*Exercise task*.
Reproduce every entry below precisely. Pictures are excluded from the copy.

*Data for processing*.
★ ★ ★

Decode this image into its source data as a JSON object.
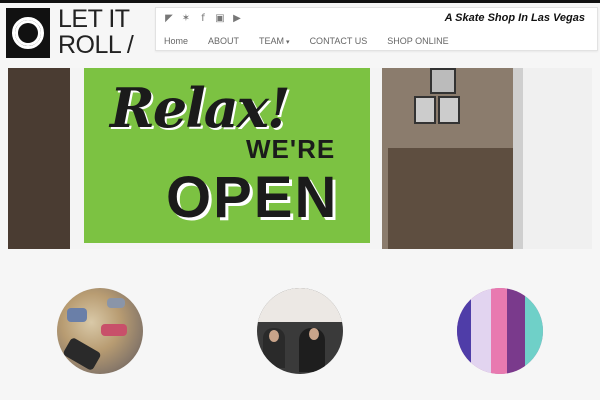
{
  "brand": {
    "logo_line1": "LET IT",
    "logo_line2": "ROLL /"
  },
  "header": {
    "tagline": "A Skate Shop In Las Vegas",
    "social": [
      {
        "icon": "rss-icon",
        "glyph": "◤"
      },
      {
        "icon": "twitter-icon",
        "glyph": "✶"
      },
      {
        "icon": "facebook-icon",
        "glyph": "f"
      },
      {
        "icon": "instagram-icon",
        "glyph": "▣"
      },
      {
        "icon": "youtube-icon",
        "glyph": "▶"
      }
    ]
  },
  "nav": {
    "items": [
      {
        "label": "Home"
      },
      {
        "label": "ABOUT"
      },
      {
        "label": "TEAM"
      },
      {
        "label": "CONTACT US"
      },
      {
        "label": "SHOP ONLINE"
      }
    ]
  },
  "hero": {
    "sign_line1": "Relax!",
    "sign_line2": "WE'RE",
    "sign_line3": "OPEN"
  },
  "colors": {
    "sign_green": "#7cc242",
    "text_dark": "#1b1b1b",
    "nav_text": "#666666"
  }
}
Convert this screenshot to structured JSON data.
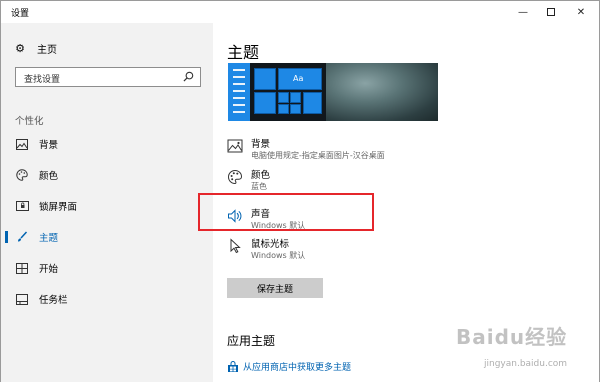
{
  "window": {
    "title": "设置",
    "controls": {
      "minimize": "—",
      "close": "✕"
    }
  },
  "nav": {
    "home_label": "主页",
    "search_placeholder": "查找设置",
    "group_label": "个性化",
    "items": [
      {
        "label": "背景",
        "icon": "picture-icon",
        "active": false
      },
      {
        "label": "颜色",
        "icon": "palette-icon",
        "active": false
      },
      {
        "label": "锁屏界面",
        "icon": "lock-screen-icon",
        "active": false
      },
      {
        "label": "主题",
        "icon": "brush-icon",
        "active": true
      },
      {
        "label": "开始",
        "icon": "start-icon",
        "active": false
      },
      {
        "label": "任务栏",
        "icon": "taskbar-icon",
        "active": false
      }
    ]
  },
  "main": {
    "title": "主题",
    "preview": {
      "tile_text": "Aa"
    },
    "settings": [
      {
        "name": "背景",
        "value": "电脑使用规定-指定桌面图片-汉谷桌面",
        "icon": "picture-icon"
      },
      {
        "name": "颜色",
        "value": "蓝色",
        "icon": "palette-icon"
      },
      {
        "name": "声音",
        "value": "Windows 默认",
        "icon": "speaker-icon"
      },
      {
        "name": "鼠标光标",
        "value": "Windows 默认",
        "icon": "cursor-icon"
      }
    ],
    "save_button": "保存主题",
    "app_theme_title": "应用主题",
    "store_link": "从应用商店中获取更多主题"
  },
  "watermark": {
    "logo": "Baidu经验",
    "url": "jingyan.baidu.com"
  },
  "colors": {
    "accent": "#0063b1",
    "highlight_border": "#e5262b",
    "nav_background": "#f2f2f2"
  }
}
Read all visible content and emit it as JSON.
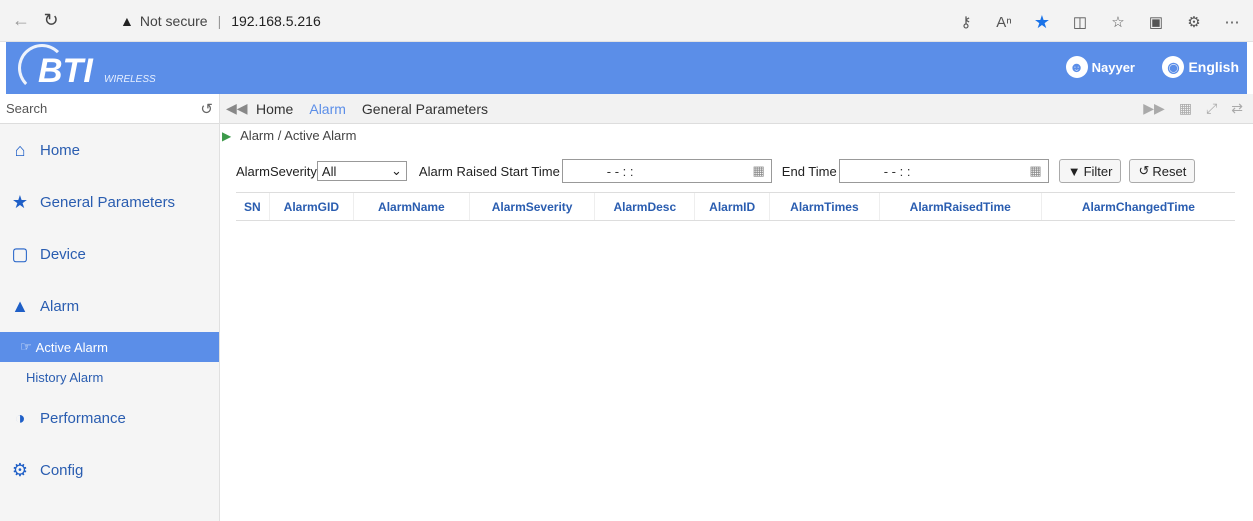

★ ★ ★

*Worked answer*.
Decode this image into its source data as a JSON object.
{
  "brand": {
    "logo_line1": "LET IT",
    "logo_line2": "ROLL /"
  },
  "header": {
    "tagline": "A Skate Shop In Las Vegas",
    "social": [
      {
        "icon": "rss-icon",
        "glyph": "◤"
      },
      {
        "icon": "twitter-icon",
        "glyph": "✶"
      },
      {
        "icon": "facebook-icon",
        "glyph": "f"
      },
      {
        "icon": "instagram-icon",
        "glyph": "▣"
      },
      {
        "icon": "youtube-icon",
        "glyph": "▶"
      }
    ]
  },
  "nav": {
    "items": [
      {
        "label": "Home"
      },
      {
        "label": "ABOUT"
      },
      {
        "label": "TEAM"
      },
      {
        "label": "CONTACT US"
      },
      {
        "label": "SHOP ONLINE"
      }
    ]
  },
  "hero": {
    "sign_line1": "Relax!",
    "sign_line2": "WE'RE",
    "sign_line3": "OPEN"
  },
  "colors": {
    "sign_green": "#7cc242",
    "text_dark": "#1b1b1b",
    "nav_text": "#666666"
  }
}
Convert this screenshot to structured JSON data.
{
  "window": {
    "title": "设置",
    "controls": {
      "minimize": "—",
      "close": "✕"
    }
  },
  "nav": {
    "home_label": "主页",
    "search_placeholder": "查找设置",
    "group_label": "个性化",
    "items": [
      {
        "label": "背景",
        "icon": "picture-icon",
        "active": false
      },
      {
        "label": "颜色",
        "icon": "palette-icon",
        "active": false
      },
      {
        "label": "锁屏界面",
        "icon": "lock-screen-icon",
        "active": false
      },
      {
        "label": "主题",
        "icon": "brush-icon",
        "active": true
      },
      {
        "label": "开始",
        "icon": "start-icon",
        "active": false
      },
      {
        "label": "任务栏",
        "icon": "taskbar-icon",
        "active": false
      }
    ]
  },
  "main": {
    "title": "主题",
    "preview": {
      "tile_text": "Aa"
    },
    "settings": [
      {
        "name": "背景",
        "value": "电脑使用规定-指定桌面图片-汉谷桌面",
        "icon": "picture-icon"
      },
      {
        "name": "颜色",
        "value": "蓝色",
        "icon": "palette-icon"
      },
      {
        "name": "声音",
        "value": "Windows 默认",
        "icon": "speaker-icon"
      },
      {
        "name": "鼠标光标",
        "value": "Windows 默认",
        "icon": "cursor-icon"
      }
    ],
    "save_button": "保存主题",
    "app_theme_title": "应用主题",
    "store_link": "从应用商店中获取更多主题"
  },
  "watermark": {
    "logo": "Baidu经验",
    "url": "jingyan.baidu.com"
  },
  "colors": {
    "accent": "#0063b1",
    "highlight_border": "#e5262b",
    "nav_background": "#f2f2f2"
  }
}
Read all visible content and emit it as JSON.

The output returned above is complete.